Stored data
◆ ◆ ◆ ◆ ◆
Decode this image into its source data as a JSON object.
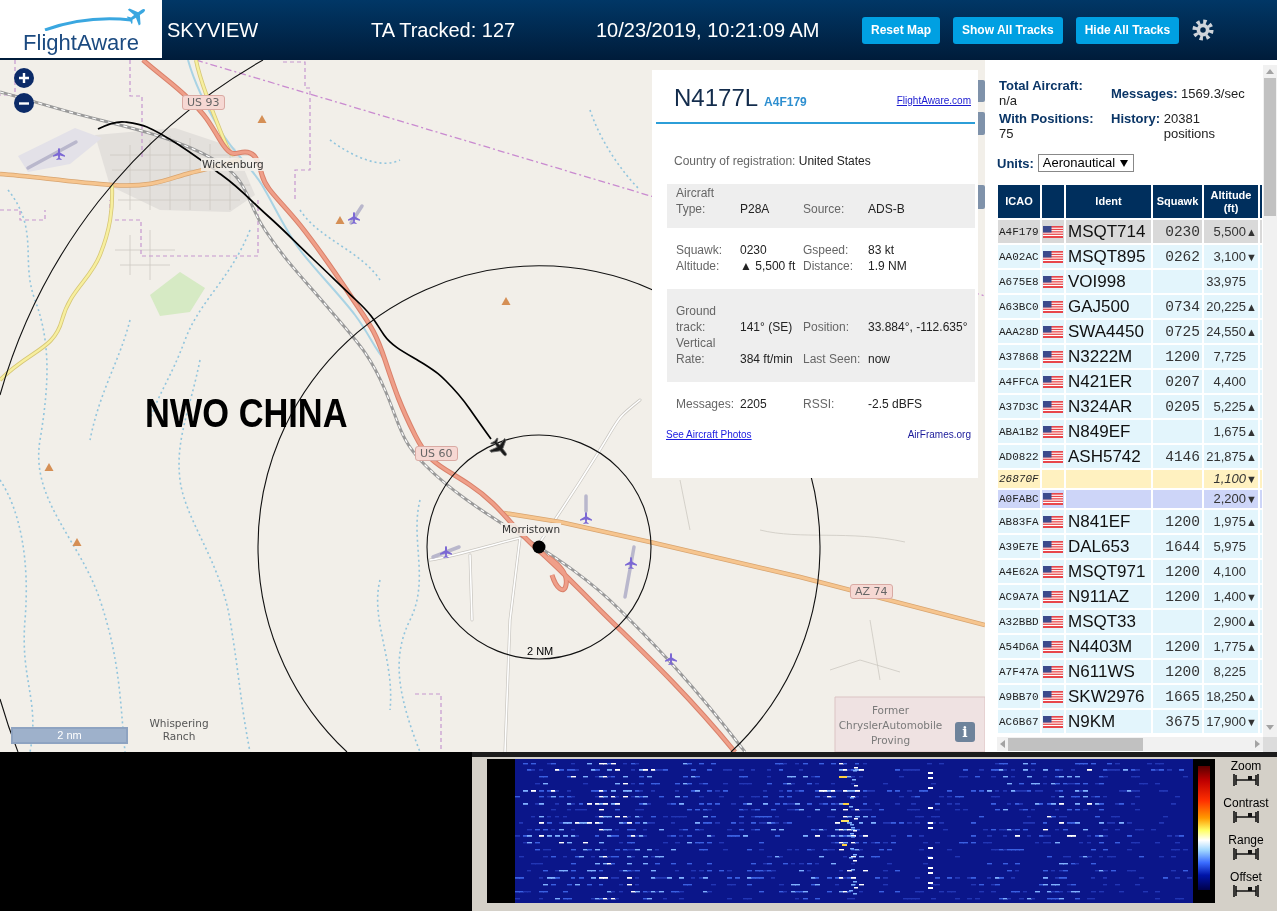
{
  "header": {
    "logo": "FlightAware",
    "title": "SKYVIEW",
    "tracked": "TA Tracked: 127",
    "datetime": "10/23/2019, 10:21:09 AM",
    "buttons": [
      "Reset Map",
      "Show All Tracks",
      "Hide All Tracks"
    ]
  },
  "map": {
    "labels": [
      {
        "kind": "shield",
        "text": "US 93"
      },
      {
        "kind": "town",
        "text": "Wickenburg"
      },
      {
        "kind": "shield",
        "text": "US 60"
      },
      {
        "kind": "town",
        "text": "Morristown"
      },
      {
        "kind": "shield",
        "text": "AZ 74"
      },
      {
        "kind": "ring",
        "text": "2 NM"
      },
      {
        "kind": "place",
        "text": "Whispering Ranch"
      },
      {
        "kind": "area",
        "text": "Former ChryslerAutomobile Proving"
      }
    ],
    "caption": "NWO CHINA",
    "scale": "2 nm",
    "info_button": "i"
  },
  "selected_aircraft": {
    "registration": "N4177L",
    "icao": "A4F179",
    "link": "FlightAware.com",
    "country_label": "Country of registration:",
    "country": "United States",
    "sections": [
      {
        "shaded": true,
        "rows": [
          [
            {
              "label": "Aircraft Type:",
              "value": "P28A"
            },
            {
              "label": "Source:",
              "value": "ADS-B"
            }
          ]
        ]
      },
      {
        "shaded": false,
        "rows": [
          [
            {
              "label": "Squawk:",
              "value": "0230"
            },
            {
              "label": "Gspeed:",
              "value": "83 kt"
            }
          ],
          [
            {
              "label": "Altitude:",
              "value": "▲ 5,500 ft"
            },
            {
              "label": "Distance:",
              "value": "1.9 NM"
            }
          ]
        ]
      },
      {
        "shaded": true,
        "rows": [
          [
            {
              "label": "Ground track:",
              "value": "141° (SE)"
            },
            {
              "label": "Position:",
              "value": "33.884°, -112.635°"
            }
          ],
          [
            {
              "label": "Vertical Rate:",
              "value": "384 ft/min"
            },
            {
              "label": "Last Seen:",
              "value": "now"
            }
          ]
        ]
      },
      {
        "shaded": false,
        "rows": [
          [
            {
              "label": "Messages:",
              "value": "2205"
            },
            {
              "label": "RSSI:",
              "value": "-2.5 dBFS"
            }
          ]
        ]
      }
    ],
    "links": [
      "See Aircraft Photos",
      "AirFrames.org"
    ]
  },
  "stats": [
    {
      "label": "Total Aircraft:",
      "value": "n/a"
    },
    {
      "label": "Messages:",
      "value": "1569.3/sec"
    },
    {
      "label": "With Positions:",
      "value": "75"
    },
    {
      "label": "History:",
      "value": "20381 positions"
    }
  ],
  "units": {
    "label": "Units:",
    "value": "Aeronautical"
  },
  "table": {
    "columns": [
      "ICAO",
      "Ident",
      "Squawk",
      "Altitude (ft)"
    ],
    "rows": [
      {
        "icao": "A4F179",
        "flag": true,
        "ident": "MSQT714",
        "squawk": "0230",
        "altitude": "5,500",
        "trend": "▲",
        "kind": "default",
        "selected": true
      },
      {
        "icao": "AA02AC",
        "flag": true,
        "ident": "MSQT895",
        "squawk": "0262",
        "altitude": "3,100",
        "trend": "▼",
        "kind": "default",
        "selected": false
      },
      {
        "icao": "A675E8",
        "flag": true,
        "ident": "VOI998",
        "altitude": "33,975",
        "kind": "default",
        "selected": false
      },
      {
        "icao": "A63BC0",
        "flag": true,
        "ident": "GAJ500",
        "squawk": "0734",
        "altitude": "20,225",
        "trend": "▲",
        "kind": "default",
        "selected": false
      },
      {
        "icao": "AAA28D",
        "flag": true,
        "ident": "SWA4450",
        "squawk": "0725",
        "altitude": "24,550",
        "trend": "▲",
        "kind": "default",
        "selected": false
      },
      {
        "icao": "A37868",
        "flag": true,
        "ident": "N3222M",
        "squawk": "1200",
        "altitude": "7,725",
        "kind": "default",
        "selected": false
      },
      {
        "icao": "A4FFCA",
        "flag": true,
        "ident": "N421ER",
        "squawk": "0207",
        "altitude": "4,400",
        "kind": "default",
        "selected": false
      },
      {
        "icao": "A37D3C",
        "flag": true,
        "ident": "N324AR",
        "squawk": "0205",
        "altitude": "5,225",
        "trend": "▲",
        "kind": "default",
        "selected": false
      },
      {
        "icao": "ABA1B2",
        "flag": true,
        "ident": "N849EF",
        "altitude": "1,675",
        "trend": "▲",
        "kind": "default",
        "selected": false
      },
      {
        "icao": "AD0822",
        "flag": true,
        "ident": "ASH5742",
        "squawk": "4146",
        "altitude": "21,875",
        "trend": "▲",
        "kind": "default",
        "selected": false
      },
      {
        "icao": "26870F",
        "flag": false,
        "altitude": "1,100",
        "trend": "▼",
        "kind": "yellow",
        "selected": false
      },
      {
        "icao": "A0FABC",
        "flag": true,
        "altitude": "2,200",
        "trend": "▼",
        "kind": "lavender",
        "selected": false
      },
      {
        "icao": "AB83FA",
        "flag": true,
        "ident": "N841EF",
        "squawk": "1200",
        "altitude": "1,975",
        "trend": "▲",
        "kind": "default",
        "selected": false
      },
      {
        "icao": "A39E7E",
        "flag": true,
        "ident": "DAL653",
        "squawk": "1644",
        "altitude": "5,975",
        "kind": "default",
        "selected": false
      },
      {
        "icao": "A4E62A",
        "flag": true,
        "ident": "MSQT971",
        "squawk": "1200",
        "altitude": "4,100",
        "kind": "default",
        "selected": false
      },
      {
        "icao": "AC9A7A",
        "flag": true,
        "ident": "N911AZ",
        "squawk": "1200",
        "altitude": "1,400",
        "trend": "▼",
        "kind": "default",
        "selected": false
      },
      {
        "icao": "A32BBD",
        "flag": true,
        "ident": "MSQT33",
        "altitude": "2,900",
        "trend": "▲",
        "kind": "default",
        "selected": false
      },
      {
        "icao": "A54D6A",
        "flag": true,
        "ident": "N4403M",
        "squawk": "1200",
        "altitude": "1,775",
        "trend": "▲",
        "kind": "default",
        "selected": false
      },
      {
        "icao": "A7F47A",
        "flag": true,
        "ident": "N611WS",
        "squawk": "1200",
        "altitude": "8,225",
        "kind": "default",
        "selected": false
      },
      {
        "icao": "A9BB70",
        "flag": true,
        "ident": "SKW2976",
        "squawk": "1665",
        "altitude": "18,250",
        "trend": "▲",
        "kind": "default",
        "selected": false
      },
      {
        "icao": "AC6B67",
        "flag": true,
        "ident": "N9KM",
        "squawk": "3675",
        "altitude": "17,900",
        "trend": "▼",
        "kind": "default",
        "selected": false
      }
    ]
  },
  "waterfall": {
    "controls": [
      "Zoom",
      "Contrast",
      "Range",
      "Offset"
    ]
  }
}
◆ ◆ ◆ ◆ ◆
TASK GOAL |
Output each line exactly; omit every picture.

OUTPUT OF THE EXERCISE |
Decode this image into its source data as a JSON object.
{
  "header": {
    "logo": "FlightAware",
    "title": "SKYVIEW",
    "tracked": "TA Tracked: 127",
    "datetime": "10/23/2019, 10:21:09 AM",
    "buttons": [
      "Reset Map",
      "Show All Tracks",
      "Hide All Tracks"
    ]
  },
  "map": {
    "labels": [
      {
        "kind": "shield",
        "text": "US 93"
      },
      {
        "kind": "town",
        "text": "Wickenburg"
      },
      {
        "kind": "shield",
        "text": "US 60"
      },
      {
        "kind": "town",
        "text": "Morristown"
      },
      {
        "kind": "shield",
        "text": "AZ 74"
      },
      {
        "kind": "ring",
        "text": "2 NM"
      },
      {
        "kind": "place",
        "text": "Whispering Ranch"
      },
      {
        "kind": "area",
        "text": "Former ChryslerAutomobile Proving"
      }
    ],
    "caption": "NWO CHINA",
    "scale": "2 nm",
    "info_button": "i"
  },
  "selected_aircraft": {
    "registration": "N4177L",
    "icao": "A4F179",
    "link": "FlightAware.com",
    "country_label": "Country of registration:",
    "country": "United States",
    "sections": [
      {
        "shaded": true,
        "rows": [
          [
            {
              "label": "Aircraft Type:",
              "value": "P28A"
            },
            {
              "label": "Source:",
              "value": "ADS-B"
            }
          ]
        ]
      },
      {
        "shaded": false,
        "rows": [
          [
            {
              "label": "Squawk:",
              "value": "0230"
            },
            {
              "label": "Gspeed:",
              "value": "83 kt"
            }
          ],
          [
            {
              "label": "Altitude:",
              "value": "▲ 5,500 ft"
            },
            {
              "label": "Distance:",
              "value": "1.9 NM"
            }
          ]
        ]
      },
      {
        "shaded": true,
        "rows": [
          [
            {
              "label": "Ground track:",
              "value": "141° (SE)"
            },
            {
              "label": "Position:",
              "value": "33.884°, -112.635°"
            }
          ],
          [
            {
              "label": "Vertical Rate:",
              "value": "384 ft/min"
            },
            {
              "label": "Last Seen:",
              "value": "now"
            }
          ]
        ]
      },
      {
        "shaded": false,
        "rows": [
          [
            {
              "label": "Messages:",
              "value": "2205"
            },
            {
              "label": "RSSI:",
              "value": "-2.5 dBFS"
            }
          ]
        ]
      }
    ],
    "links": [
      "See Aircraft Photos",
      "AirFrames.org"
    ]
  },
  "stats": [
    {
      "label": "Total Aircraft:",
      "value": "n/a"
    },
    {
      "label": "Messages:",
      "value": "1569.3/sec"
    },
    {
      "label": "With Positions:",
      "value": "75"
    },
    {
      "label": "History:",
      "value": "20381 positions"
    }
  ],
  "units": {
    "label": "Units:",
    "value": "Aeronautical"
  },
  "table": {
    "columns": [
      "ICAO",
      "Ident",
      "Squawk",
      "Altitude (ft)"
    ],
    "rows": [
      {
        "icao": "A4F179",
        "flag": true,
        "ident": "MSQT714",
        "squawk": "0230",
        "altitude": "5,500",
        "trend": "▲",
        "kind": "default",
        "selected": true
      },
      {
        "icao": "AA02AC",
        "flag": true,
        "ident": "MSQT895",
        "squawk": "0262",
        "altitude": "3,100",
        "trend": "▼",
        "kind": "default",
        "selected": false
      },
      {
        "icao": "A675E8",
        "flag": true,
        "ident": "VOI998",
        "altitude": "33,975",
        "kind": "default",
        "selected": false
      },
      {
        "icao": "A63BC0",
        "flag": true,
        "ident": "GAJ500",
        "squawk": "0734",
        "altitude": "20,225",
        "trend": "▲",
        "kind": "default",
        "selected": false
      },
      {
        "icao": "AAA28D",
        "flag": true,
        "ident": "SWA4450",
        "squawk": "0725",
        "altitude": "24,550",
        "trend": "▲",
        "kind": "default",
        "selected": false
      },
      {
        "icao": "A37868",
        "flag": true,
        "ident": "N3222M",
        "squawk": "1200",
        "altitude": "7,725",
        "kind": "default",
        "selected": false
      },
      {
        "icao": "A4FFCA",
        "flag": true,
        "ident": "N421ER",
        "squawk": "0207",
        "altitude": "4,400",
        "kind": "default",
        "selected": false
      },
      {
        "icao": "A37D3C",
        "flag": true,
        "ident": "N324AR",
        "squawk": "0205",
        "altitude": "5,225",
        "trend": "▲",
        "kind": "default",
        "selected": false
      },
      {
        "icao": "ABA1B2",
        "flag": true,
        "ident": "N849EF",
        "altitude": "1,675",
        "trend": "▲",
        "kind": "default",
        "selected": false
      },
      {
        "icao": "AD0822",
        "flag": true,
        "ident": "ASH5742",
        "squawk": "4146",
        "altitude": "21,875",
        "trend": "▲",
        "kind": "default",
        "selected": false
      },
      {
        "icao": "26870F",
        "flag": false,
        "altitude": "1,100",
        "trend": "▼",
        "kind": "yellow",
        "selected": false
      },
      {
        "icao": "A0FABC",
        "flag": true,
        "altitude": "2,200",
        "trend": "▼",
        "kind": "lavender",
        "selected": false
      },
      {
        "icao": "AB83FA",
        "flag": true,
        "ident": "N841EF",
        "squawk": "1200",
        "altitude": "1,975",
        "trend": "▲",
        "kind": "default",
        "selected": false
      },
      {
        "icao": "A39E7E",
        "flag": true,
        "ident": "DAL653",
        "squawk": "1644",
        "altitude": "5,975",
        "kind": "default",
        "selected": false
      },
      {
        "icao": "A4E62A",
        "flag": true,
        "ident": "MSQT971",
        "squawk": "1200",
        "altitude": "4,100",
        "kind": "default",
        "selected": false
      },
      {
        "icao": "AC9A7A",
        "flag": true,
        "ident": "N911AZ",
        "squawk": "1200",
        "altitude": "1,400",
        "trend": "▼",
        "kind": "default",
        "selected": false
      },
      {
        "icao": "A32BBD",
        "flag": true,
        "ident": "MSQT33",
        "altitude": "2,900",
        "trend": "▲",
        "kind": "default",
        "selected": false
      },
      {
        "icao": "A54D6A",
        "flag": true,
        "ident": "N4403M",
        "squawk": "1200",
        "altitude": "1,775",
        "trend": "▲",
        "kind": "default",
        "selected": false
      },
      {
        "icao": "A7F47A",
        "flag": true,
        "ident": "N611WS",
        "squawk": "1200",
        "altitude": "8,225",
        "kind": "default",
        "selected": false
      },
      {
        "icao": "A9BB70",
        "flag": true,
        "ident": "SKW2976",
        "squawk": "1665",
        "altitude": "18,250",
        "trend": "▲",
        "kind": "default",
        "selected": false
      },
      {
        "icao": "AC6B67",
        "flag": true,
        "ident": "N9KM",
        "squawk": "3675",
        "altitude": "17,900",
        "trend": "▼",
        "kind": "default",
        "selected": false
      }
    ]
  },
  "waterfall": {
    "controls": [
      "Zoom",
      "Contrast",
      "Range",
      "Offset"
    ]
  }
}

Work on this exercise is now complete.